*To do*
Look through the listing for the word "marker". Copy each line that has it.

*Dataset*
* START *

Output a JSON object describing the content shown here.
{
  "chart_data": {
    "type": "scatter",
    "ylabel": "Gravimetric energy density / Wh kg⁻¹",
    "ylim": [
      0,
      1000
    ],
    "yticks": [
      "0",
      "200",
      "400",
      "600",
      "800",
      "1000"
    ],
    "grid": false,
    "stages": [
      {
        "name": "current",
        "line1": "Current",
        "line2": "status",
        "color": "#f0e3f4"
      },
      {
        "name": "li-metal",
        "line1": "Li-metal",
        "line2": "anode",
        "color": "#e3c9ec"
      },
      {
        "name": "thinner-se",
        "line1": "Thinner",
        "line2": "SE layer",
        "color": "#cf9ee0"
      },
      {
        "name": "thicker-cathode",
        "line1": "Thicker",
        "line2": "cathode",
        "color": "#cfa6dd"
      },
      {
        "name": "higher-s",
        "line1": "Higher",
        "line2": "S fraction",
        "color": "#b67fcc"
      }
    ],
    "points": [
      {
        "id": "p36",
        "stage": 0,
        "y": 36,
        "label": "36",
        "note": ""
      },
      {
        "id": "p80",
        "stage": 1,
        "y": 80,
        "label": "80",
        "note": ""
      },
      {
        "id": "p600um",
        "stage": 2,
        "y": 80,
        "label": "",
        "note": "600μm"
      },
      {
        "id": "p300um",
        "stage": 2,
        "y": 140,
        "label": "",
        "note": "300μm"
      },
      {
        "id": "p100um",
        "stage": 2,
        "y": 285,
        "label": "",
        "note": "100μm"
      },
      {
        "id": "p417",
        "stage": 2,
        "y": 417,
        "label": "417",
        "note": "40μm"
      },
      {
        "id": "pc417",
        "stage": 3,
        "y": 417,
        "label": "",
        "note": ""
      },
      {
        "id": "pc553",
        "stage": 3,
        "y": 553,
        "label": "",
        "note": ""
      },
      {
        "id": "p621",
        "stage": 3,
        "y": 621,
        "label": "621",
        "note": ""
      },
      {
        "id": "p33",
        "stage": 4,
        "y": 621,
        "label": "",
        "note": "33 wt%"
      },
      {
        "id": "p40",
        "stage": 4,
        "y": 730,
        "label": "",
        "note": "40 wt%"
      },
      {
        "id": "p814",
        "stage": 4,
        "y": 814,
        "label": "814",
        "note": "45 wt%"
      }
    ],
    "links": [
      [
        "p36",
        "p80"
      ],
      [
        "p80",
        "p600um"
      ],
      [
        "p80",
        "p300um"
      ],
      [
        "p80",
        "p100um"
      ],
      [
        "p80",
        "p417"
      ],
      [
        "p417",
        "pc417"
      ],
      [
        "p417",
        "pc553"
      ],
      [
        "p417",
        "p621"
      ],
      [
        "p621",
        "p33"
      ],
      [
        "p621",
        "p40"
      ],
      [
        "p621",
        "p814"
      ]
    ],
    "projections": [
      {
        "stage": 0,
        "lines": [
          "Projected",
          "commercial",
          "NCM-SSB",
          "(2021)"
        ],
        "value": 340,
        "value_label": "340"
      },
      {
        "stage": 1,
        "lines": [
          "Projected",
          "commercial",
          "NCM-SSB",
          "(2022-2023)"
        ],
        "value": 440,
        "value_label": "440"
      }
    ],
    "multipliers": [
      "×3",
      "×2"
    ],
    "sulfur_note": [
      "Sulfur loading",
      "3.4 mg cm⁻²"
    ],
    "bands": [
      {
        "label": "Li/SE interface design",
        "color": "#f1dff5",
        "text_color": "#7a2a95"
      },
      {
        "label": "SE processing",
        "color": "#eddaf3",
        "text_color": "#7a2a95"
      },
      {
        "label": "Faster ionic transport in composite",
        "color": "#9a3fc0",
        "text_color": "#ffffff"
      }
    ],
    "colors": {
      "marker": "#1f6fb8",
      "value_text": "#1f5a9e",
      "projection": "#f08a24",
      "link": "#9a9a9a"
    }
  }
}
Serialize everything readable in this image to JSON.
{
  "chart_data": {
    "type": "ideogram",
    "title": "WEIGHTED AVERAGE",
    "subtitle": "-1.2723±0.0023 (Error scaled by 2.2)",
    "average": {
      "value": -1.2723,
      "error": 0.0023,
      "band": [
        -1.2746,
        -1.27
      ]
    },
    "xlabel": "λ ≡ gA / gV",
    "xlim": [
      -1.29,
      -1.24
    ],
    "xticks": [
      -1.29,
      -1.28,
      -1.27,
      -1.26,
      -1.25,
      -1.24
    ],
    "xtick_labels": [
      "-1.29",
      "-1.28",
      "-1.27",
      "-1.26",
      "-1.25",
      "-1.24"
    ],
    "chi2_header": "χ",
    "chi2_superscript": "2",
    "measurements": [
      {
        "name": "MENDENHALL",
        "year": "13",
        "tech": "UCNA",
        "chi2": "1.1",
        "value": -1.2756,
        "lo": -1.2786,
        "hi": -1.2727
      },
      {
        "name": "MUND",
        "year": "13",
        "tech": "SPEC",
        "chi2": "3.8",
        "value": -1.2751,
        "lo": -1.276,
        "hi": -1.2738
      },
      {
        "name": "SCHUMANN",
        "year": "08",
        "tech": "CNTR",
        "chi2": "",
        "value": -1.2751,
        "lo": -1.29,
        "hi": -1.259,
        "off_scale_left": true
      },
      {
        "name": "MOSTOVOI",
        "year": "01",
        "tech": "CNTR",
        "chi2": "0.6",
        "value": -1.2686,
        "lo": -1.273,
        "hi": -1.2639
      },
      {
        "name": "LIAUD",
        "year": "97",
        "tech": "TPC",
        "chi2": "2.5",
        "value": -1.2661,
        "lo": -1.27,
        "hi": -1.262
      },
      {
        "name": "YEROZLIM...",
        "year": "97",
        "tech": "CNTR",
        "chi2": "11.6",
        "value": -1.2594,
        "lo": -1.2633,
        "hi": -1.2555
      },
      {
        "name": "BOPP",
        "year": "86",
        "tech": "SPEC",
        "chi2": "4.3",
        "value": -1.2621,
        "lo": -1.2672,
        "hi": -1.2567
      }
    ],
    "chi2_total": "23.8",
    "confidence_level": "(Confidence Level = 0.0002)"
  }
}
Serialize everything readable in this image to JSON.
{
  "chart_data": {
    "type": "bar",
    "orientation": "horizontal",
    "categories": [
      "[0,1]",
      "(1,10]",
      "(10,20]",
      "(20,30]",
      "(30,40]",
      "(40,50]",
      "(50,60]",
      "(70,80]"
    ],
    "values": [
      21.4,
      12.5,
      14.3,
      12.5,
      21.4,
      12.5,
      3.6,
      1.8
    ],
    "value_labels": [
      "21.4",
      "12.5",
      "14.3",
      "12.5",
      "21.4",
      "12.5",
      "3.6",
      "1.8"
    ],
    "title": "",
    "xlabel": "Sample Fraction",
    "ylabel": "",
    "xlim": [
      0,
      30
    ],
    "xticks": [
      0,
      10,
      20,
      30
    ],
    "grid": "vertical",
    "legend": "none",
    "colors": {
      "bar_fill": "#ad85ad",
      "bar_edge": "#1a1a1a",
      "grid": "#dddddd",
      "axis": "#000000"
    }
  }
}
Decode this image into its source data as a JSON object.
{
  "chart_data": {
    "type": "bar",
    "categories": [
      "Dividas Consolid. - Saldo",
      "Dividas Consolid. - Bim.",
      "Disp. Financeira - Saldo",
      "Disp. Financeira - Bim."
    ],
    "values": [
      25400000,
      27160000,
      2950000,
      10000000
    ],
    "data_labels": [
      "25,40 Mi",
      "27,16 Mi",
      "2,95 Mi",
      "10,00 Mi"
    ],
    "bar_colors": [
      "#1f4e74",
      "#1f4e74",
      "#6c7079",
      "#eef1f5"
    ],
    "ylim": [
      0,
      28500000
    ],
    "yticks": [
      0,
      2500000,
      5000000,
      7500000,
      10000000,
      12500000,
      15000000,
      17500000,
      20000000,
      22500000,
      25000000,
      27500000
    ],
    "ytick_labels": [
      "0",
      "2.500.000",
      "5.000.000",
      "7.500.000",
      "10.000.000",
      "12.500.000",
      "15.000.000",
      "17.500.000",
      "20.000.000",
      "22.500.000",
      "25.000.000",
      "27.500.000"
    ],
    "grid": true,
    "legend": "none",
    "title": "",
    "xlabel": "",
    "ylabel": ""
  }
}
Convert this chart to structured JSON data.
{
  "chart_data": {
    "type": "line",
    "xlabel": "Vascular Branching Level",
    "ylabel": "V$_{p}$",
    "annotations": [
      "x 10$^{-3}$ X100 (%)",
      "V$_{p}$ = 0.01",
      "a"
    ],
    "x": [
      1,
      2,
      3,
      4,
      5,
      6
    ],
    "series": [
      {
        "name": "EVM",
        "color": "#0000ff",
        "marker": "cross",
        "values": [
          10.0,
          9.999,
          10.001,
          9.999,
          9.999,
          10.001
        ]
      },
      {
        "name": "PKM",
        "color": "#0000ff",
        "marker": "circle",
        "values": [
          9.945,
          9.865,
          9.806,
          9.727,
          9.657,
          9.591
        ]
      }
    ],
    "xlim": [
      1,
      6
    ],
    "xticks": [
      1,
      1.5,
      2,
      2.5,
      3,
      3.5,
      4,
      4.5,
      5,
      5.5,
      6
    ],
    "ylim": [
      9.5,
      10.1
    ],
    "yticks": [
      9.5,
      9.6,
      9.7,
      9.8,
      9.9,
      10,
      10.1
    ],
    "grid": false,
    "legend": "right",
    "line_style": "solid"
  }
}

* END *

*Answer for the task*
      "marker": "#1f6fb8",
        "marker": "cross",
        "marker": "circle",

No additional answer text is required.